Stored entries:
:::::

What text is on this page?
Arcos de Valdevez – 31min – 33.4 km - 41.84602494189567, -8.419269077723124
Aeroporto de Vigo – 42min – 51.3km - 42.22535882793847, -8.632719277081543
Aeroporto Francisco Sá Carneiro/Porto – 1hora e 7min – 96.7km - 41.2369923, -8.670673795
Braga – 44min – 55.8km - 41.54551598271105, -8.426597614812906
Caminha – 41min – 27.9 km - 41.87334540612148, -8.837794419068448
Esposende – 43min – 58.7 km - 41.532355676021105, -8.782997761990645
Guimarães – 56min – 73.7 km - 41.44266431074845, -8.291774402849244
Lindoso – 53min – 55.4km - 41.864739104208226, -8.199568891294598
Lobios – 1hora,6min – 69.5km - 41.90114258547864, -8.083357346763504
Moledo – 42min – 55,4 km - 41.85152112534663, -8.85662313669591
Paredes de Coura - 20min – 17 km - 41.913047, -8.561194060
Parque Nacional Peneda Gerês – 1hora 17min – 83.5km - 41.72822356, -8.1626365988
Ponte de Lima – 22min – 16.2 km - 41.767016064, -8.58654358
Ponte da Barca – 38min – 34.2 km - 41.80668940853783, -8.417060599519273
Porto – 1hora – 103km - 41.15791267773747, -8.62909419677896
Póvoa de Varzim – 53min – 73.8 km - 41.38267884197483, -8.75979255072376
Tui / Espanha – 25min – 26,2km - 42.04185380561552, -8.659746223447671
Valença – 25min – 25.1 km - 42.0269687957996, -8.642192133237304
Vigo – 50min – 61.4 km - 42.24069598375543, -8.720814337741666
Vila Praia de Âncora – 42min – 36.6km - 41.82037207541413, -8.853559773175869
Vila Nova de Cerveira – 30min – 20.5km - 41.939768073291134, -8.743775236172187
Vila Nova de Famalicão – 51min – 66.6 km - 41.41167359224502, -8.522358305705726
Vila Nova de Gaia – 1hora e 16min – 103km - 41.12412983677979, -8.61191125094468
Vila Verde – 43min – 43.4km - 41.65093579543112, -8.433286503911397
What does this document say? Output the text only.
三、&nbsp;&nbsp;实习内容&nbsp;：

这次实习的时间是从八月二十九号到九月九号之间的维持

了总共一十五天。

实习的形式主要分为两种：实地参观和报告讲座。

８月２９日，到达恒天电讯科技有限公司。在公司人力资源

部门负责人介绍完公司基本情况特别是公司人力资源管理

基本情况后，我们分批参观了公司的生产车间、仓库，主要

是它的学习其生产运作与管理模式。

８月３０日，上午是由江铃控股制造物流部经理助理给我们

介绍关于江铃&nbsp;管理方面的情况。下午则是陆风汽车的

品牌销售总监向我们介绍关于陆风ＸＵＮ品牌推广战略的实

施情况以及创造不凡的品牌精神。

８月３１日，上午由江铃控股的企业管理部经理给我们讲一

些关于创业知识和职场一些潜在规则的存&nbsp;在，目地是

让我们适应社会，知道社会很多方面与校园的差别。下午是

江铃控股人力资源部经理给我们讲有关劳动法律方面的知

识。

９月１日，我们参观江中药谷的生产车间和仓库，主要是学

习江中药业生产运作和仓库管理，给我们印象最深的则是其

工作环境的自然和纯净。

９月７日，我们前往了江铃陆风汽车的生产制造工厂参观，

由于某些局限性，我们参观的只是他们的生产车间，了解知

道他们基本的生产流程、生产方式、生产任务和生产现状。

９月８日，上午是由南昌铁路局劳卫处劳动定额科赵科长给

:::::

GIVEN TASK » Every entry must be retyped in full, exactly as given.

TASK ANSWER »
What text is on this page?
Arcos de Valdevez – 31min – 33.4 km - 41.84602494189567, -8.419269077723124
Aeroporto de Vigo – 42min – 51.3km - 42.22535882793847, -8.632719277081543
Aeroporto Francisco Sá Carneiro/Porto – 1hora e 7min – 96.7km - 41.2369923, -8.670673795
Braga – 44min – 55.8km - 41.54551598271105, -8.426597614812906
Caminha – 41min – 27.9 km - 41.87334540612148, -8.837794419068448
Esposende – 43min – 58.7 km - 41.532355676021105, -8.782997761990645
Guimarães – 56min – 73.7 km - 41.44266431074845, -8.291774402849244
Lindoso – 53min – 55.4km - 41.864739104208226, -8.199568891294598
Lobios – 1hora,6min – 69.5km - 41.90114258547864, -8.083357346763504
Moledo – 42min – 55,4 km - 41.85152112534663, -8.85662313669591
Paredes de Coura - 20min – 17 km - 41.913047, -8.561194060
Parque Nacional Peneda Gerês – 1hora 17min – 83.5km - 41.72822356, -8.1626365988
Ponte de Lima – 22min – 16.2 km - 41.767016064, -8.58654358
Ponte da Barca – 38min – 34.2 km - 41.80668940853783, -8.417060599519273
Porto – 1hora – 103km - 41.15791267773747, -8.62909419677896
Póvoa de Varzim – 53min – 73.8 km - 41.38267884197483, -8.75979255072376
Tui / Espanha – 25min – 26,2km - 42.04185380561552, -8.659746223447671
Valença – 25min – 25.1 km - 42.0269687957996, -8.642192133237304
Vigo – 50min – 61.4 km - 42.24069598375543, -8.720814337741666
Vila Praia de Âncora – 42min – 36.6km - 41.82037207541413, -8.853559773175869
Vila Nova de Cerveira – 30min – 20.5km - 41.939768073291134, -8.743775236172187
Vila Nova de Famalicão – 51min – 66.6 km - 41.41167359224502, -8.522358305705726
Vila Nova de Gaia – 1hora e 16min – 103km - 41.12412983677979, -8.61191125094468
Vila Verde – 43min – 43.4km - 41.65093579543112, -8.433286503911397
What does this document say? Output the text only.
三、&nbsp;&nbsp;实习内容&nbsp;：

这次实习的时间是从八月二十九号到九月九号之间的维持

了总共一十五天。

实习的形式主要分为两种：实地参观和报告讲座。

８月２９日，到达恒天电讯科技有限公司。在公司人力资源

部门负责人介绍完公司基本情况特别是公司人力资源管理

基本情况后，我们分批参观了公司的生产车间、仓库，主要

是它的学习其生产运作与管理模式。

８月３０日，上午是由江铃控股制造物流部经理助理给我们

介绍关于江铃&nbsp;管理方面的情况。下午则是陆风汽车的

品牌销售总监向我们介绍关于陆风ＸＵＮ品牌推广战略的实

施情况以及创造不凡的品牌精神。

８月３１日，上午由江铃控股的企业管理部经理给我们讲一

些关于创业知识和职场一些潜在规则的存&nbsp;在，目地是

让我们适应社会，知道社会很多方面与校园的差别。下午是

江铃控股人力资源部经理给我们讲有关劳动法律方面的知

识。

９月１日，我们参观江中药谷的生产车间和仓库，主要是学

习江中药业生产运作和仓库管理，给我们印象最深的则是其

工作环境的自然和纯净。

９月７日，我们前往了江铃陆风汽车的生产制造工厂参观，

由于某些局限性，我们参观的只是他们的生产车间，了解知

道他们基本的生产流程、生产方式、生产任务和生产现状。

９月８日，上午是由南昌铁路局劳卫处劳动定额科赵科长给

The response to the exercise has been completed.